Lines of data

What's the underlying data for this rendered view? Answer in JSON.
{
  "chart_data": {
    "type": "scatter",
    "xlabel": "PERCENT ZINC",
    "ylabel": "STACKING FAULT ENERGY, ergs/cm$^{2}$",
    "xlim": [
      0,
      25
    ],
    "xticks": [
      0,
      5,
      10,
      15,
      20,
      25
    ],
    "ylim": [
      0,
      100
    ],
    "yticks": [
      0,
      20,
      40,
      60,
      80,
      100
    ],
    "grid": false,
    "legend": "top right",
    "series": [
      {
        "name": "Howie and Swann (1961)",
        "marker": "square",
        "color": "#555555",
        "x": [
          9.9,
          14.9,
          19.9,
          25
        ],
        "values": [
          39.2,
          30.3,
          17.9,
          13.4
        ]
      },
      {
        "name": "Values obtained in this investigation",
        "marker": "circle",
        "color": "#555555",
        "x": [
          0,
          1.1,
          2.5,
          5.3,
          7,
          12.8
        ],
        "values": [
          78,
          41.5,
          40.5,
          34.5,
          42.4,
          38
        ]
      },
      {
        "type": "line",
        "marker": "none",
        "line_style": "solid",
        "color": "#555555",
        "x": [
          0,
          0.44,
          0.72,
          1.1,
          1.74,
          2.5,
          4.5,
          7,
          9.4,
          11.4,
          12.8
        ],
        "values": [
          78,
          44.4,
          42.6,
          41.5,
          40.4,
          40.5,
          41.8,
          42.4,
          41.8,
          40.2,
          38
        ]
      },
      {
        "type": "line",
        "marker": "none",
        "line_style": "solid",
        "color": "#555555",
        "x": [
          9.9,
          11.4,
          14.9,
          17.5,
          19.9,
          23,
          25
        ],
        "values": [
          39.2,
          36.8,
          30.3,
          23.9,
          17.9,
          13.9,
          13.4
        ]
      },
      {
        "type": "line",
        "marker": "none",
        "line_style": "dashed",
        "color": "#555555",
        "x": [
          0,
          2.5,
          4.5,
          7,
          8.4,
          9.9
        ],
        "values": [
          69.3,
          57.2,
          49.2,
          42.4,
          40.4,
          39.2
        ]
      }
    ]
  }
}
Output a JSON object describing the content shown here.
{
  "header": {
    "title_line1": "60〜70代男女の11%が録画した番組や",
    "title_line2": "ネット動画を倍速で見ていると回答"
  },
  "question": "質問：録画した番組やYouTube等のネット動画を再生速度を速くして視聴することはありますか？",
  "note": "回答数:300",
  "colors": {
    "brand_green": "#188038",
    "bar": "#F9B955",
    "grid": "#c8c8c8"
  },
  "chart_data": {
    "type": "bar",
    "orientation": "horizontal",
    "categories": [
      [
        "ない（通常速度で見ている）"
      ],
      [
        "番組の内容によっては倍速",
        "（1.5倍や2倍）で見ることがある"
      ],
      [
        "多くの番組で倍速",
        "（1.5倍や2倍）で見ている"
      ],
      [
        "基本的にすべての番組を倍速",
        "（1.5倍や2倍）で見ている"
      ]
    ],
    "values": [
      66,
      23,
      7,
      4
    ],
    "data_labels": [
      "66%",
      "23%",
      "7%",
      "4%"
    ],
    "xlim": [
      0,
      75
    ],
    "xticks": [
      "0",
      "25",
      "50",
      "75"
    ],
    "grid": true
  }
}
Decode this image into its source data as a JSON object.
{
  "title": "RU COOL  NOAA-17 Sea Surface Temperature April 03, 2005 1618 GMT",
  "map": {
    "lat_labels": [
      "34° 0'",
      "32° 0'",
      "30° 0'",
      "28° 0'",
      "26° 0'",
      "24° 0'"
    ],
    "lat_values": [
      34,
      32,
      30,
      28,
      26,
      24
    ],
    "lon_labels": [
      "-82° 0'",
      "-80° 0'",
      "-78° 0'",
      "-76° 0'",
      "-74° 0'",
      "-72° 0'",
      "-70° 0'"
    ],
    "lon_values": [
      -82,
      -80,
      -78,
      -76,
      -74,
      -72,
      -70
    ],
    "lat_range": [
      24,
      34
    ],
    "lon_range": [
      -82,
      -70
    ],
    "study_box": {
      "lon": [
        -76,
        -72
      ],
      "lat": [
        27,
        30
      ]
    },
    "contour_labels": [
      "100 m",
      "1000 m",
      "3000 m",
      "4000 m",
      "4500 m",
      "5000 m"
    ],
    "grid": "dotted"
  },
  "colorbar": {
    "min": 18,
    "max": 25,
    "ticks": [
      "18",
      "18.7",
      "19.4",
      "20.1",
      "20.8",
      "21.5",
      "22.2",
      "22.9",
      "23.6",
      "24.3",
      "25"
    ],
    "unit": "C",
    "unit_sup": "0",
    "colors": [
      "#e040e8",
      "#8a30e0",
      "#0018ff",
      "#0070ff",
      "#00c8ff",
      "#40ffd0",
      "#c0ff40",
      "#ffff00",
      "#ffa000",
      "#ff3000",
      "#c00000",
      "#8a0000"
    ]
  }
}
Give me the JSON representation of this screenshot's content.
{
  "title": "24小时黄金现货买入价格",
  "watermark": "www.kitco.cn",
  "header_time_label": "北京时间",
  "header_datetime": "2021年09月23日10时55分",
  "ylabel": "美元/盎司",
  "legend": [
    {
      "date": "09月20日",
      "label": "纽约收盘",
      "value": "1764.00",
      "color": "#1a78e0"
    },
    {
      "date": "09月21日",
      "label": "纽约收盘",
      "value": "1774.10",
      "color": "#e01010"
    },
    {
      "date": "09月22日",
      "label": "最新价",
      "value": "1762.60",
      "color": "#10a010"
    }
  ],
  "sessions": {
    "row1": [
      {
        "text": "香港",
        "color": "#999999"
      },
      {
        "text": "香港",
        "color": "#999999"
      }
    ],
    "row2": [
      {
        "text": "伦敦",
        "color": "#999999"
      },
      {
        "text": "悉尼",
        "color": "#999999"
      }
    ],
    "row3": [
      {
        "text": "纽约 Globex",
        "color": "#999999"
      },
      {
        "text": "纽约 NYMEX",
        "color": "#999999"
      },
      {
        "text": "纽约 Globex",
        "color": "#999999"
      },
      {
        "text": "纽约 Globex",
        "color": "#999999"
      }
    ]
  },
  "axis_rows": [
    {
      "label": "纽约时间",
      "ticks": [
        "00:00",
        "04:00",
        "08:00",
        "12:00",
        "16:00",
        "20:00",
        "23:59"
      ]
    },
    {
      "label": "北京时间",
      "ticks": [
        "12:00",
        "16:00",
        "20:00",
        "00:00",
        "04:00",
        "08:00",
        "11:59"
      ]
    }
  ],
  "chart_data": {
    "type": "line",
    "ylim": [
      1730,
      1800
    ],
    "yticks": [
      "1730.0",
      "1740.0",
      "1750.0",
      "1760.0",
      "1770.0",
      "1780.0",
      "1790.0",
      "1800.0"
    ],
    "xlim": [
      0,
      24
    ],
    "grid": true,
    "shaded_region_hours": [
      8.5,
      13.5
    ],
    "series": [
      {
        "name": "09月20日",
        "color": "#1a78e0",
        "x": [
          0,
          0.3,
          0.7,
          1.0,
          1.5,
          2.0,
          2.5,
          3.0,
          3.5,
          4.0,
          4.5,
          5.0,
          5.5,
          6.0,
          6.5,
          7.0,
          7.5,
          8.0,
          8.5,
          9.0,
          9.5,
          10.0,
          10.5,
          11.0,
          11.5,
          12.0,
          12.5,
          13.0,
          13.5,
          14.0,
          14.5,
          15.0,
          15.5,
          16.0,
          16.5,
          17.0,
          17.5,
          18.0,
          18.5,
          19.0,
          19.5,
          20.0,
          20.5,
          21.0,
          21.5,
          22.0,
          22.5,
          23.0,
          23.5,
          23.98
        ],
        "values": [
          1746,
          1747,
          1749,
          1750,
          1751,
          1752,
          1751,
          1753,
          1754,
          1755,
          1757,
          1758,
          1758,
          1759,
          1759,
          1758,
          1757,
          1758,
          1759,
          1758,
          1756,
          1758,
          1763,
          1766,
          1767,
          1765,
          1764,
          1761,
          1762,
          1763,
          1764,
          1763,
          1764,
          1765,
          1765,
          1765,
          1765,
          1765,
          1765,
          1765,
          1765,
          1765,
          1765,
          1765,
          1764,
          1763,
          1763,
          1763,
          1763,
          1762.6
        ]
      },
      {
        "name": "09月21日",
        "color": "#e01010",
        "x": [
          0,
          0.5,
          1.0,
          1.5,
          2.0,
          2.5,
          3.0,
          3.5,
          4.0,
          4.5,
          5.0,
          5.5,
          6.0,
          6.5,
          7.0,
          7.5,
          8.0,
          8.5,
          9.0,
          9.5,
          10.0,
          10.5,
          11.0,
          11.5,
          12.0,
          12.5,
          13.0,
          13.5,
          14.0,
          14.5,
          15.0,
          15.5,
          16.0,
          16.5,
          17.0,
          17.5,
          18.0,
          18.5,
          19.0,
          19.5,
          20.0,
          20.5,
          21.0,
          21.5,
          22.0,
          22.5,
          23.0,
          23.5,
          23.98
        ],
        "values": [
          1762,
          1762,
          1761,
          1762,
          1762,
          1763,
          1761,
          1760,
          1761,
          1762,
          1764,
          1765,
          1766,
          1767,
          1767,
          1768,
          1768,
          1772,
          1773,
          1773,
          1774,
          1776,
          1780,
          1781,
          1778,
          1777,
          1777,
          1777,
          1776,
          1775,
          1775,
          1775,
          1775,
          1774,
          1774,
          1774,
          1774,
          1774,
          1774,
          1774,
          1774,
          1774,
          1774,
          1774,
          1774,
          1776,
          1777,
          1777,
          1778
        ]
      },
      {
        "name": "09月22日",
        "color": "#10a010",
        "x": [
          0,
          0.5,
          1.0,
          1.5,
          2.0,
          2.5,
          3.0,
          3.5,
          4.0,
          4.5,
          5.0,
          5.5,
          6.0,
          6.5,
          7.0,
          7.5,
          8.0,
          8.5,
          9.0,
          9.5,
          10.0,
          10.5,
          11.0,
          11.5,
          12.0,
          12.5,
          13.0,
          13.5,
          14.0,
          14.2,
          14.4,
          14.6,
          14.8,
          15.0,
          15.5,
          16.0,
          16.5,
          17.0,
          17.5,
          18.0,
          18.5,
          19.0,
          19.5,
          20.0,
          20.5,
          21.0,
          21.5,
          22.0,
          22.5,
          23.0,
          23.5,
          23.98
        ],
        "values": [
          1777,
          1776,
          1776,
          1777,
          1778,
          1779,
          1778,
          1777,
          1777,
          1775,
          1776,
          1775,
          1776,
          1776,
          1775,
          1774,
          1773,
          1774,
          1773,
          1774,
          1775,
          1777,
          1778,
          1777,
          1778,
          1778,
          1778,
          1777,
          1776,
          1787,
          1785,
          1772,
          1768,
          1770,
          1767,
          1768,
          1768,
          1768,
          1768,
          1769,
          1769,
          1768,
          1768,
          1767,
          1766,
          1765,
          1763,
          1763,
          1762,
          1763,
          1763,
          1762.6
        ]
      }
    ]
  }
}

WHAT IS BEING ASKED
Gather up, from the records above, each line where the word "ylabel" appears.

SOLUTION BELOW
    "ylabel": "STACKING FAULT ENERGY, ergs/cm$^{2}$",
  "ylabel": "美元/盎司",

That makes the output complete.